* TASK DETAILS:
Where a line holds the string "Name", return that line.

START STORED RECORDS

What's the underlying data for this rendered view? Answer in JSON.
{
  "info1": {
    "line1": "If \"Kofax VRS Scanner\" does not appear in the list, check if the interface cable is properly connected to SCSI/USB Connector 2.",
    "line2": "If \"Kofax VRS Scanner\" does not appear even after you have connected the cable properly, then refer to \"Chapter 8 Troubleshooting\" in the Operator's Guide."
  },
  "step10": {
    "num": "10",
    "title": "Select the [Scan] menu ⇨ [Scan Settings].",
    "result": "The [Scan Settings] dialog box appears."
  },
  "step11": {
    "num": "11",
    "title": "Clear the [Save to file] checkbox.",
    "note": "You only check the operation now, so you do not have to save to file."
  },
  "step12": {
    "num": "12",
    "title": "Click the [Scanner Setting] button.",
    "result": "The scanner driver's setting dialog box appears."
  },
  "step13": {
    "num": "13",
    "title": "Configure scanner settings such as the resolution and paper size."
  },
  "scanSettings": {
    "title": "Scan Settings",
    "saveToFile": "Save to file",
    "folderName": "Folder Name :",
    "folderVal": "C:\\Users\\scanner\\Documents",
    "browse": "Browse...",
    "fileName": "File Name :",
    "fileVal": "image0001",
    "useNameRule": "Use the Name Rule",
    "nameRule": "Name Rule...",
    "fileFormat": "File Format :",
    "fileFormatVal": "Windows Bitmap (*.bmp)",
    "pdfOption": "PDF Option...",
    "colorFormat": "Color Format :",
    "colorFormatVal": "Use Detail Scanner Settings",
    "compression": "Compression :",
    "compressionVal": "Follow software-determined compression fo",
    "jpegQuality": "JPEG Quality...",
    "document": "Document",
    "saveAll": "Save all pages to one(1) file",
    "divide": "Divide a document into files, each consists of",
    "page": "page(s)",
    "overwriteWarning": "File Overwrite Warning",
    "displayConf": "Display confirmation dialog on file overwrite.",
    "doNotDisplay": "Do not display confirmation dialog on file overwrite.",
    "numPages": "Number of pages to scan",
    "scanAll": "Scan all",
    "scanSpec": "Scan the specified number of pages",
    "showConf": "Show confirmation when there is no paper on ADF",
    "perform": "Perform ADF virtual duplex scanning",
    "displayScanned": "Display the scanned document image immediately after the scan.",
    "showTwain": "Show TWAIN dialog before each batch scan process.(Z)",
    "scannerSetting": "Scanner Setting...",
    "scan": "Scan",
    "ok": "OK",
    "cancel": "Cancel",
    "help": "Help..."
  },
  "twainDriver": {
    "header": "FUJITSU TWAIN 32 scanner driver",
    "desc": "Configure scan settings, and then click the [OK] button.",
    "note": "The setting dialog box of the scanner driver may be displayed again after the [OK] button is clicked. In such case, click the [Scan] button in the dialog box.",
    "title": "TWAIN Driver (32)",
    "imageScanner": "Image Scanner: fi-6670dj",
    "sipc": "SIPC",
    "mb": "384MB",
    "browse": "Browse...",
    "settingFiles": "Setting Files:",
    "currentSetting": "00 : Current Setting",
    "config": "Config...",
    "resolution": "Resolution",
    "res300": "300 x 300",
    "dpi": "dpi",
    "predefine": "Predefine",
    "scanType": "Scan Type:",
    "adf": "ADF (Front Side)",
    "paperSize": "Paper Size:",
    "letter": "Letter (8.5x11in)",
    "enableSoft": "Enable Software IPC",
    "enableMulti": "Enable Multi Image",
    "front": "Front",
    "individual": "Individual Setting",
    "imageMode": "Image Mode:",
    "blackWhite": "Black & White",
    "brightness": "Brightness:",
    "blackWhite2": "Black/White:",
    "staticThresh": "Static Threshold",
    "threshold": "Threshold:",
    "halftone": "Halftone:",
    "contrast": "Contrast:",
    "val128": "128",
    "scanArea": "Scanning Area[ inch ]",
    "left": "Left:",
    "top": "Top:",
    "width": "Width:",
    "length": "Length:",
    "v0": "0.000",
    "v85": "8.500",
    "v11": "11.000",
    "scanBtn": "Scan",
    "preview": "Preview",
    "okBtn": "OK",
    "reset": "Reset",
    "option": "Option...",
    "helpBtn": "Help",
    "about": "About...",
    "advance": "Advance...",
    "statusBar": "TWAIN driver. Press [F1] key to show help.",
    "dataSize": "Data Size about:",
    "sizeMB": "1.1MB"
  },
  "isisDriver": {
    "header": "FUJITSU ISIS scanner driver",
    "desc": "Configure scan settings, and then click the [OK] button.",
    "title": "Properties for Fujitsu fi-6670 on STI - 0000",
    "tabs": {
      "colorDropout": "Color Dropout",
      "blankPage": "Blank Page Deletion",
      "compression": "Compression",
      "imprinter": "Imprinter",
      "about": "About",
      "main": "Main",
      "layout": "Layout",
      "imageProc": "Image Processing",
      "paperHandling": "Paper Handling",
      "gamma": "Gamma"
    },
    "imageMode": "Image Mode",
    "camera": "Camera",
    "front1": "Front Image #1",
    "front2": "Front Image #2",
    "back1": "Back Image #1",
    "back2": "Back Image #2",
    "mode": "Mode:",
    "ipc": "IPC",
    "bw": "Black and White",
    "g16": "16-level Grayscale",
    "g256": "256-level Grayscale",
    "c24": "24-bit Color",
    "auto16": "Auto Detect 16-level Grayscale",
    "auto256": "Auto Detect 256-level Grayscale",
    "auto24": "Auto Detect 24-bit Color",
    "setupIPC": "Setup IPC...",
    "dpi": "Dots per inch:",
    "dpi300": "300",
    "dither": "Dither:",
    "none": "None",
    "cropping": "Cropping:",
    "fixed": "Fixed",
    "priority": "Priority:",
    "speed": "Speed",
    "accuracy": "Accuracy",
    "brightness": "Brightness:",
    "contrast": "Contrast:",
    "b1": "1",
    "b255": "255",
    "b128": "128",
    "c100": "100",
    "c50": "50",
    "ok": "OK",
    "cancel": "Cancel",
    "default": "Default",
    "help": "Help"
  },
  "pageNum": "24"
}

END STORED RECORDS

* CORRECT OUTPUT:
    "folderName": "Folder Name :",
    "fileName": "File Name :",
    "useNameRule": "Use the Name Rule",
    "nameRule": "Name Rule...",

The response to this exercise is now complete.